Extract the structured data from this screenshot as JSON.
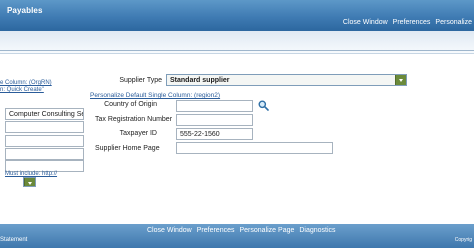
{
  "app": {
    "title": "Payables"
  },
  "global_links": [
    "Close Window",
    "Preferences",
    "Personalize"
  ],
  "left_region": {
    "link1": "e Column: (OrgRN)",
    "link2": "n: Quick Create\"",
    "field_value": "Computer Consulting Ser",
    "must_include": "Must include: http://"
  },
  "form": {
    "supplier_type": {
      "label": "Supplier Type",
      "value": "Standard supplier"
    },
    "personalize_link": "Personalize Default Single Column: (region2)",
    "country": {
      "label": "Country of Origin",
      "value": ""
    },
    "tax_reg": {
      "label": "Tax Registration Number",
      "value": ""
    },
    "taxpayer": {
      "label": "Taxpayer ID",
      "value": "555-22-1560"
    },
    "home_page": {
      "label": "Supplier Home Page",
      "value": ""
    }
  },
  "footer": {
    "links": [
      "Close Window",
      "Preferences",
      "Personalize Page",
      "Diagnostics"
    ],
    "left_text": "Statement",
    "right_text": "Copyrig"
  },
  "colors": {
    "header": "#3f7bb3",
    "link": "#2a5c9a",
    "select_arrow": "#6b8a3a"
  }
}
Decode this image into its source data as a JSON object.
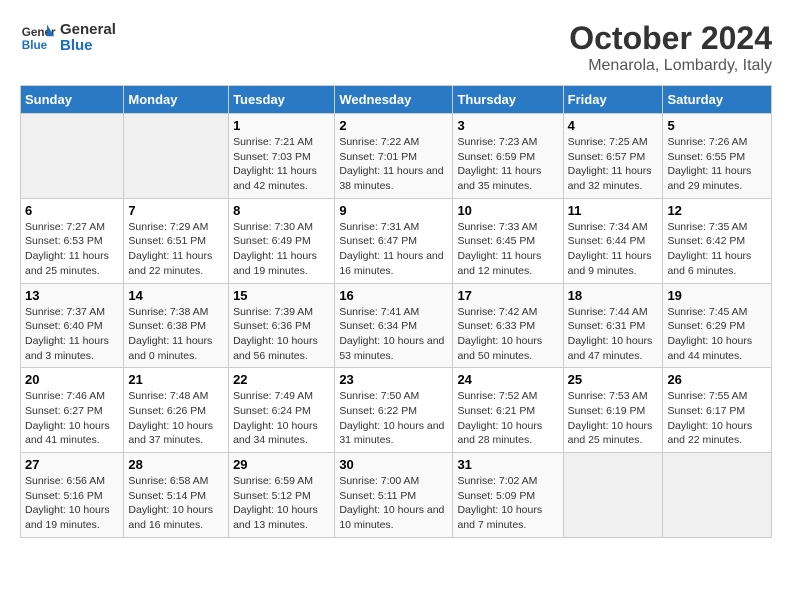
{
  "header": {
    "logo_line1": "General",
    "logo_line2": "Blue",
    "main_title": "October 2024",
    "subtitle": "Menarola, Lombardy, Italy"
  },
  "days_of_week": [
    "Sunday",
    "Monday",
    "Tuesday",
    "Wednesday",
    "Thursday",
    "Friday",
    "Saturday"
  ],
  "weeks": [
    [
      {
        "num": "",
        "sunrise": "",
        "sunset": "",
        "daylight": ""
      },
      {
        "num": "",
        "sunrise": "",
        "sunset": "",
        "daylight": ""
      },
      {
        "num": "1",
        "sunrise": "Sunrise: 7:21 AM",
        "sunset": "Sunset: 7:03 PM",
        "daylight": "Daylight: 11 hours and 42 minutes."
      },
      {
        "num": "2",
        "sunrise": "Sunrise: 7:22 AM",
        "sunset": "Sunset: 7:01 PM",
        "daylight": "Daylight: 11 hours and 38 minutes."
      },
      {
        "num": "3",
        "sunrise": "Sunrise: 7:23 AM",
        "sunset": "Sunset: 6:59 PM",
        "daylight": "Daylight: 11 hours and 35 minutes."
      },
      {
        "num": "4",
        "sunrise": "Sunrise: 7:25 AM",
        "sunset": "Sunset: 6:57 PM",
        "daylight": "Daylight: 11 hours and 32 minutes."
      },
      {
        "num": "5",
        "sunrise": "Sunrise: 7:26 AM",
        "sunset": "Sunset: 6:55 PM",
        "daylight": "Daylight: 11 hours and 29 minutes."
      }
    ],
    [
      {
        "num": "6",
        "sunrise": "Sunrise: 7:27 AM",
        "sunset": "Sunset: 6:53 PM",
        "daylight": "Daylight: 11 hours and 25 minutes."
      },
      {
        "num": "7",
        "sunrise": "Sunrise: 7:29 AM",
        "sunset": "Sunset: 6:51 PM",
        "daylight": "Daylight: 11 hours and 22 minutes."
      },
      {
        "num": "8",
        "sunrise": "Sunrise: 7:30 AM",
        "sunset": "Sunset: 6:49 PM",
        "daylight": "Daylight: 11 hours and 19 minutes."
      },
      {
        "num": "9",
        "sunrise": "Sunrise: 7:31 AM",
        "sunset": "Sunset: 6:47 PM",
        "daylight": "Daylight: 11 hours and 16 minutes."
      },
      {
        "num": "10",
        "sunrise": "Sunrise: 7:33 AM",
        "sunset": "Sunset: 6:45 PM",
        "daylight": "Daylight: 11 hours and 12 minutes."
      },
      {
        "num": "11",
        "sunrise": "Sunrise: 7:34 AM",
        "sunset": "Sunset: 6:44 PM",
        "daylight": "Daylight: 11 hours and 9 minutes."
      },
      {
        "num": "12",
        "sunrise": "Sunrise: 7:35 AM",
        "sunset": "Sunset: 6:42 PM",
        "daylight": "Daylight: 11 hours and 6 minutes."
      }
    ],
    [
      {
        "num": "13",
        "sunrise": "Sunrise: 7:37 AM",
        "sunset": "Sunset: 6:40 PM",
        "daylight": "Daylight: 11 hours and 3 minutes."
      },
      {
        "num": "14",
        "sunrise": "Sunrise: 7:38 AM",
        "sunset": "Sunset: 6:38 PM",
        "daylight": "Daylight: 11 hours and 0 minutes."
      },
      {
        "num": "15",
        "sunrise": "Sunrise: 7:39 AM",
        "sunset": "Sunset: 6:36 PM",
        "daylight": "Daylight: 10 hours and 56 minutes."
      },
      {
        "num": "16",
        "sunrise": "Sunrise: 7:41 AM",
        "sunset": "Sunset: 6:34 PM",
        "daylight": "Daylight: 10 hours and 53 minutes."
      },
      {
        "num": "17",
        "sunrise": "Sunrise: 7:42 AM",
        "sunset": "Sunset: 6:33 PM",
        "daylight": "Daylight: 10 hours and 50 minutes."
      },
      {
        "num": "18",
        "sunrise": "Sunrise: 7:44 AM",
        "sunset": "Sunset: 6:31 PM",
        "daylight": "Daylight: 10 hours and 47 minutes."
      },
      {
        "num": "19",
        "sunrise": "Sunrise: 7:45 AM",
        "sunset": "Sunset: 6:29 PM",
        "daylight": "Daylight: 10 hours and 44 minutes."
      }
    ],
    [
      {
        "num": "20",
        "sunrise": "Sunrise: 7:46 AM",
        "sunset": "Sunset: 6:27 PM",
        "daylight": "Daylight: 10 hours and 41 minutes."
      },
      {
        "num": "21",
        "sunrise": "Sunrise: 7:48 AM",
        "sunset": "Sunset: 6:26 PM",
        "daylight": "Daylight: 10 hours and 37 minutes."
      },
      {
        "num": "22",
        "sunrise": "Sunrise: 7:49 AM",
        "sunset": "Sunset: 6:24 PM",
        "daylight": "Daylight: 10 hours and 34 minutes."
      },
      {
        "num": "23",
        "sunrise": "Sunrise: 7:50 AM",
        "sunset": "Sunset: 6:22 PM",
        "daylight": "Daylight: 10 hours and 31 minutes."
      },
      {
        "num": "24",
        "sunrise": "Sunrise: 7:52 AM",
        "sunset": "Sunset: 6:21 PM",
        "daylight": "Daylight: 10 hours and 28 minutes."
      },
      {
        "num": "25",
        "sunrise": "Sunrise: 7:53 AM",
        "sunset": "Sunset: 6:19 PM",
        "daylight": "Daylight: 10 hours and 25 minutes."
      },
      {
        "num": "26",
        "sunrise": "Sunrise: 7:55 AM",
        "sunset": "Sunset: 6:17 PM",
        "daylight": "Daylight: 10 hours and 22 minutes."
      }
    ],
    [
      {
        "num": "27",
        "sunrise": "Sunrise: 6:56 AM",
        "sunset": "Sunset: 5:16 PM",
        "daylight": "Daylight: 10 hours and 19 minutes."
      },
      {
        "num": "28",
        "sunrise": "Sunrise: 6:58 AM",
        "sunset": "Sunset: 5:14 PM",
        "daylight": "Daylight: 10 hours and 16 minutes."
      },
      {
        "num": "29",
        "sunrise": "Sunrise: 6:59 AM",
        "sunset": "Sunset: 5:12 PM",
        "daylight": "Daylight: 10 hours and 13 minutes."
      },
      {
        "num": "30",
        "sunrise": "Sunrise: 7:00 AM",
        "sunset": "Sunset: 5:11 PM",
        "daylight": "Daylight: 10 hours and 10 minutes."
      },
      {
        "num": "31",
        "sunrise": "Sunrise: 7:02 AM",
        "sunset": "Sunset: 5:09 PM",
        "daylight": "Daylight: 10 hours and 7 minutes."
      },
      {
        "num": "",
        "sunrise": "",
        "sunset": "",
        "daylight": ""
      },
      {
        "num": "",
        "sunrise": "",
        "sunset": "",
        "daylight": ""
      }
    ]
  ]
}
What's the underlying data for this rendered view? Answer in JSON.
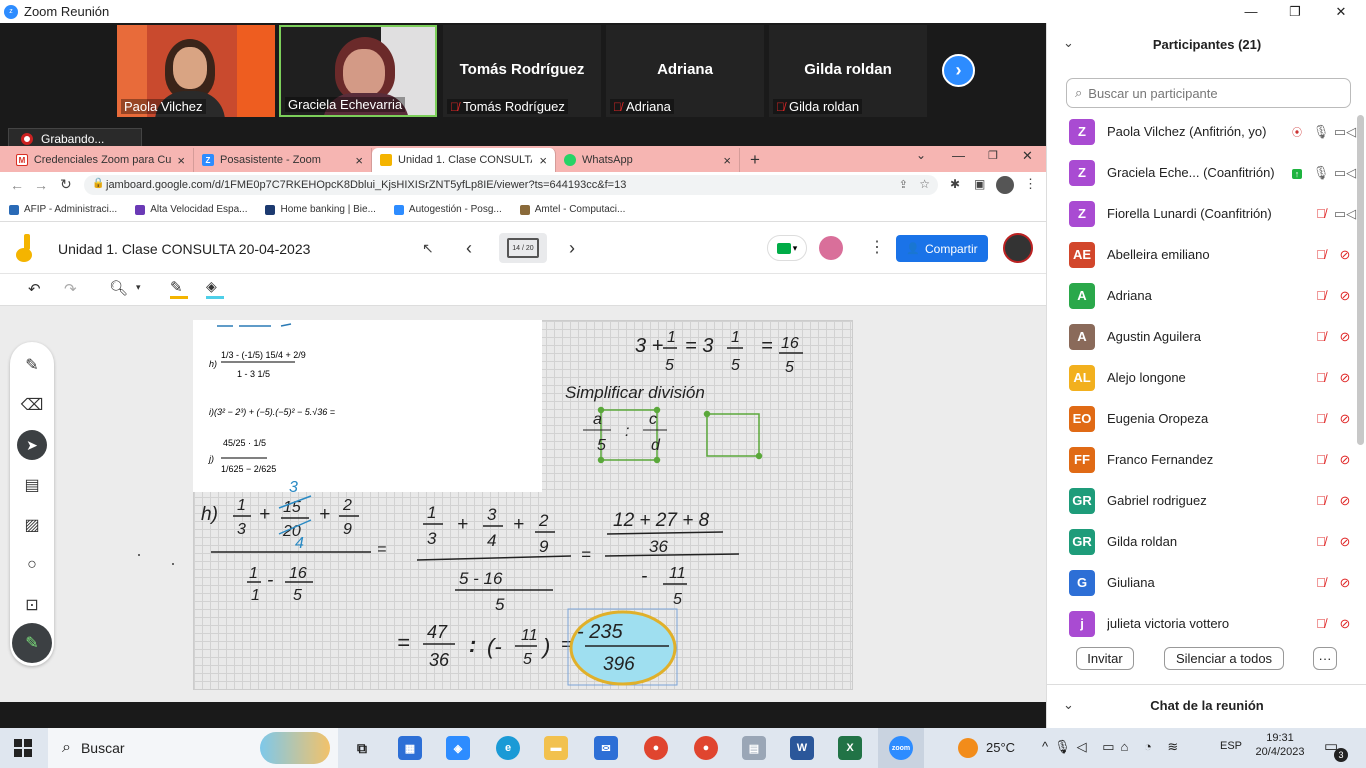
============
* **What you need to do**
From the entries above, list each line with "data" in it.

* **Complete response**
Extract the structured data from this screenshot as JSON.
Decode this image into its source data as a JSON object.
What's the underlying data for this rendered view? Answer in JSON.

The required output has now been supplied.